§ **To do**: Pick up the case summary on Persimmon's claim against Great Lakes Reinsurance and continue it from its final sentence.

Persimmon Homes Ltd and Persimmon (City Developments) Ltd v Great Lakes Reinsurance (UK) Plc [12.7.10]
Persimmon was the successful defendant in an earlier claim arising from a property transaction dispute pursued by CPH. During the earlier claim, Persimmon uncovered numerous dishonest documents and witness statements by CPH. Ultimately the judge in that matter dismissed CPH’s claim and awarded indemnity costs on the basis of CPH’s dishonesty and for advancing a claim it knew was hopeless.
CPH had taken out after the event insurance with Great Lakes in respect of the earlier claim.
In October 2008 CPH was wound up and Persimmon issued a claim against Great Lakes pursuant to s.1 Third Party (Rights Against Insurers) Act 1930 to enforce CPH’s ATE policy. Great Lakes had avoided the policy following the judgment against CPH, on the basis of CPH’s material misrepresentation/non-disclosure during the proposal stage and various breaches of claims conditions.
Effectively, in the present claim, Persimmon was put in the difficult position of having to seek to adopt the rights of CPH, whose dishonest evidence it had established during the defence of CPH’s claim.
In bringing the claim against Great Lakes, Persimmon had tried but failed to argue that CPH had actually given its ATE insurers the truth to the best of its knowledge and belief.
Both parties’ experts agreed that all the alleged misrepresentations and non-disclosures were material. As a result Persimmon abandoned its case that a special approach was required for ATE insurance to the effect it was the risk assessment of the legal team retained which was important and not the facts disclosed at inception.

§ **Given information**:
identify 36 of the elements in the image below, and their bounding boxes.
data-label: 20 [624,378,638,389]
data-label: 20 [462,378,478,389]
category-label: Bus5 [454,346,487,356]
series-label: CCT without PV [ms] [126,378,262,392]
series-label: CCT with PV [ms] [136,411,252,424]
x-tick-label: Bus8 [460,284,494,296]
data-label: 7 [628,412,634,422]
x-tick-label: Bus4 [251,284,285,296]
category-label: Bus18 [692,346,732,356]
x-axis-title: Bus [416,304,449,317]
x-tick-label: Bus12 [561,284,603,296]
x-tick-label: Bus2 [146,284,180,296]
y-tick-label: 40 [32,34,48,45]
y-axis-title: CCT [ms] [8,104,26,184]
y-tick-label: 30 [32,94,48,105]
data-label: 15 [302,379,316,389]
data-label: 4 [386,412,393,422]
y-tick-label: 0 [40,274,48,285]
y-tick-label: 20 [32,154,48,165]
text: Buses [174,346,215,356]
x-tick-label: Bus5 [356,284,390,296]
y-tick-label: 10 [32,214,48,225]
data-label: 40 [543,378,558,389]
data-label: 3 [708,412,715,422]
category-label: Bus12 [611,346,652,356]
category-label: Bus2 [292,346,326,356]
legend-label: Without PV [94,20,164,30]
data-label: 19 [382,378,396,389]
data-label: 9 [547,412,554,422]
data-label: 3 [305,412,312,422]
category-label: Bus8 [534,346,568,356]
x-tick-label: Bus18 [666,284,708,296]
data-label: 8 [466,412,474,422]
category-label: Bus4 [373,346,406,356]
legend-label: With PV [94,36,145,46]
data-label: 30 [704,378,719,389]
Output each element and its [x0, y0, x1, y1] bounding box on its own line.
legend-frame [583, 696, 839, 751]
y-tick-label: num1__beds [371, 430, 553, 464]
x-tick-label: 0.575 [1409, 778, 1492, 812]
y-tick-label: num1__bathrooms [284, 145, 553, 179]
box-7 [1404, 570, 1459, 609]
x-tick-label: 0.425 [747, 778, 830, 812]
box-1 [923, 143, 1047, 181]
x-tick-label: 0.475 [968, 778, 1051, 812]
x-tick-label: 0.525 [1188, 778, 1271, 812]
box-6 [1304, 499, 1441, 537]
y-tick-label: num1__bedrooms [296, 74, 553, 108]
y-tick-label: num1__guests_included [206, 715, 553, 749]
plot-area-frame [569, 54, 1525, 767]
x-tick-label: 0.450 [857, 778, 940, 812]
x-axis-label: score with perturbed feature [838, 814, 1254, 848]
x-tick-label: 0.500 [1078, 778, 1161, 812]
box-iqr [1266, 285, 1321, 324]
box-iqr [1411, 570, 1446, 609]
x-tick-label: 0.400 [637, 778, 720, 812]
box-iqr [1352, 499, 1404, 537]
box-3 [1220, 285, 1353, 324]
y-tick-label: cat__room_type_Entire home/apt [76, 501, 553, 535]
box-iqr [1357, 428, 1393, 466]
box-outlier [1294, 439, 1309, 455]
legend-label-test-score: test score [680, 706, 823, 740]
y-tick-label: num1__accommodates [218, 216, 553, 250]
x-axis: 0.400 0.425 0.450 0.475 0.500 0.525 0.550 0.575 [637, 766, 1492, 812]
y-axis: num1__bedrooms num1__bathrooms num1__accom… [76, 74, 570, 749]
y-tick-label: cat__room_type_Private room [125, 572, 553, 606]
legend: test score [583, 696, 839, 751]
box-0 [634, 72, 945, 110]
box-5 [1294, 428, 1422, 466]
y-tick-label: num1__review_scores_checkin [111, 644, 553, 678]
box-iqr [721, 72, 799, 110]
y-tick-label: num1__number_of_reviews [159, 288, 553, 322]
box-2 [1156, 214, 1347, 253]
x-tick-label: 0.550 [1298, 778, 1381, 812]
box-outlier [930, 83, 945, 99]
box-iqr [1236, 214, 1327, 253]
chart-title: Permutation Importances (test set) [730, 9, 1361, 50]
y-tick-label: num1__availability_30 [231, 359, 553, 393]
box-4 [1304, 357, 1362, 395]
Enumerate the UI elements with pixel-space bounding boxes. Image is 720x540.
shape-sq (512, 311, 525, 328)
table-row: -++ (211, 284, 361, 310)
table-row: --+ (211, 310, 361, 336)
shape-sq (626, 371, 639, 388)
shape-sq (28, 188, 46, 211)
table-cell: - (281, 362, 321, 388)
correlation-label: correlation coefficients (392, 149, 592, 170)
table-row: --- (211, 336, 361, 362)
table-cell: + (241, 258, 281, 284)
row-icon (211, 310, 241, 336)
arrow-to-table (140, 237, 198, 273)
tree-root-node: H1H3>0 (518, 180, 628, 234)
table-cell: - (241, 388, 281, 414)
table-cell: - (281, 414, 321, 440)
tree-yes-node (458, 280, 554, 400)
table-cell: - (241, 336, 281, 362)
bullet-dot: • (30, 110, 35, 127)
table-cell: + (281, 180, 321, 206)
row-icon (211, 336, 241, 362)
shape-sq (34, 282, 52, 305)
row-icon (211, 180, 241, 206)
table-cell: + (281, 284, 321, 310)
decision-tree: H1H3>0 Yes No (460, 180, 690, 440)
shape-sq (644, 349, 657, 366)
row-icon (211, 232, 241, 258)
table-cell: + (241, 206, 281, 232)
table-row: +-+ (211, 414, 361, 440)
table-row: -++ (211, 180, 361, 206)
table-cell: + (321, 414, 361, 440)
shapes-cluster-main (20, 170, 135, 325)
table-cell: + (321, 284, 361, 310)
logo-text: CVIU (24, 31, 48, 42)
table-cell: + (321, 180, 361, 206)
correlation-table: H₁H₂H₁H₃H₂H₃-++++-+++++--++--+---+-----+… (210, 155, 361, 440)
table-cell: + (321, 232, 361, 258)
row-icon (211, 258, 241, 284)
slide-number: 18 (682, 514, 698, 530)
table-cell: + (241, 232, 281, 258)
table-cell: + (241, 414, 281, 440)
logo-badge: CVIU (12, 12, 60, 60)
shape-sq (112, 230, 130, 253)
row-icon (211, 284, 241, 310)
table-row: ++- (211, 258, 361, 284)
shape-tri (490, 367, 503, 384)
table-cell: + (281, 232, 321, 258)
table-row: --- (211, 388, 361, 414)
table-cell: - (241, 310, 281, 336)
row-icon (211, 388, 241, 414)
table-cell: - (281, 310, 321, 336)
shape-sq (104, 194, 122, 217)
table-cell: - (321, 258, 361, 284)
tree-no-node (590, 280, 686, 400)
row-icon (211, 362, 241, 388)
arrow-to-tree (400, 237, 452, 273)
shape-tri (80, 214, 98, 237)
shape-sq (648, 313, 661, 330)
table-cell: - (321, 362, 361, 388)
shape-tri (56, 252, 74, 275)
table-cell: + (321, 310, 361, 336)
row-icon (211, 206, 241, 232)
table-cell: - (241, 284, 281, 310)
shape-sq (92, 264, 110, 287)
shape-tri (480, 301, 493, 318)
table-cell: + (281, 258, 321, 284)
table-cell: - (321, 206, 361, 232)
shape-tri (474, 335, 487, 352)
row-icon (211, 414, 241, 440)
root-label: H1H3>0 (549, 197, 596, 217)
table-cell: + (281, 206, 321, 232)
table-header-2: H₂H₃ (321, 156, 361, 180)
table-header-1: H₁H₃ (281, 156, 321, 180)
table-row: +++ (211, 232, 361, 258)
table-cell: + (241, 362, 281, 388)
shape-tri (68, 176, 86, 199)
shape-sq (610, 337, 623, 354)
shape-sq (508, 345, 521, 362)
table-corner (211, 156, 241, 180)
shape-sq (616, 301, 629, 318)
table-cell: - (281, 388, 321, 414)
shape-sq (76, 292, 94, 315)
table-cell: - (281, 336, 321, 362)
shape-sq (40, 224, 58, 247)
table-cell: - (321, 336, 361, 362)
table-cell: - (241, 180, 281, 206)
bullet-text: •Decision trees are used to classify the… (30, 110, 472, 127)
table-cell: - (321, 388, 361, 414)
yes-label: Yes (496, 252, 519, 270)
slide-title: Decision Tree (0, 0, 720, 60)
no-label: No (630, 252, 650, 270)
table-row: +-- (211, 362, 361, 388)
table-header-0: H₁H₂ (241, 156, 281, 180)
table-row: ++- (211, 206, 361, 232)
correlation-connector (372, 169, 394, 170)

§ **Response to this task**:
With regard to inducement, Steel J could not disregard the judge’s decision in the earlier claim as his judgment was based on his finding of CPH’s dishonesty during that trial. As such there had been no waiver of the right to avoid. Great Lakes had no knowledge of CPH’s dishonesty and therefore could not have waived the right to avoid.
Persimmon’s claim that the underwriter had been negligent was rejected. Although many underwriters would have rejected the risk, it was not possible to say that underwriters would certainly have rejected it as being too risky.
Accordingly Persimmon’s claim was dismissed.
ATE cover is taken out to protect the claimant in the event that he loses his case and is ordered to pay the defendant’s costs. In this case, the circumstances of the defendant’s successful defence triggered the ATE insurer’s entitlement to avoid the policy and thus left the successful claimant unable to recover its costs.
The case follows the established insurance principles of insurance law in respect of avoidance and waiver and confirms that ATE is subject to these principles.
It is clear that, where concerns are raised over the financial standing of a claimant, a defendant should not simply rely on the fact the claimant has given notice it that it has the benefit of ATE cover. An application for security for costs should also be made.